(Stored data)
-*-
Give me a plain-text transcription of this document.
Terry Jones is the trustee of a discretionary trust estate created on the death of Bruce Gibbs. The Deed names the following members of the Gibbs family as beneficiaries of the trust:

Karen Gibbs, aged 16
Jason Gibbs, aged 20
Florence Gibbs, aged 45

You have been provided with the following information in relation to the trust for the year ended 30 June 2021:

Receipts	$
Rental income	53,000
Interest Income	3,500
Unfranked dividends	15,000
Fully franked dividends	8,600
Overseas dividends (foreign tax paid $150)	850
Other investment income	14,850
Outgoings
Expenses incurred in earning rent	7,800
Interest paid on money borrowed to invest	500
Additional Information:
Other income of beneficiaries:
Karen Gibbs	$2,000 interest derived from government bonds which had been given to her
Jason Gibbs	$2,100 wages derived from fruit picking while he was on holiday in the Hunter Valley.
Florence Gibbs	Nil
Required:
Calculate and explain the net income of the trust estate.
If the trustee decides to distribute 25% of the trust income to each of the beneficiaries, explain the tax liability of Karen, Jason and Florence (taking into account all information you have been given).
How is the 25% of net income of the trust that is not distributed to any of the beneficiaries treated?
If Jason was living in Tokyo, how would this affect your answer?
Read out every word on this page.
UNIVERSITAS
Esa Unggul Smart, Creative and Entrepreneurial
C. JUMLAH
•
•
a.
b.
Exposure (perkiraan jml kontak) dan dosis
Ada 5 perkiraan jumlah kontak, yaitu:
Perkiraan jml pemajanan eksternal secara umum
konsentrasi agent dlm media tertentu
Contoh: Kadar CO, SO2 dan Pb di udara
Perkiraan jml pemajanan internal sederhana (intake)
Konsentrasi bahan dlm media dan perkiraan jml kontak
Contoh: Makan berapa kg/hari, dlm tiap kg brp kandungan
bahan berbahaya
-*-
Required work:
Gather every line from the entries above where the word "explain" appears, and copy them.

Solution:
Calculate and explain the net income of the trust estate.
If the trustee decides to distribute 25% of the trust income to each of the beneficiaries, explain the tax liability of Karen, Jason and Florence (taking into account all information you have been given).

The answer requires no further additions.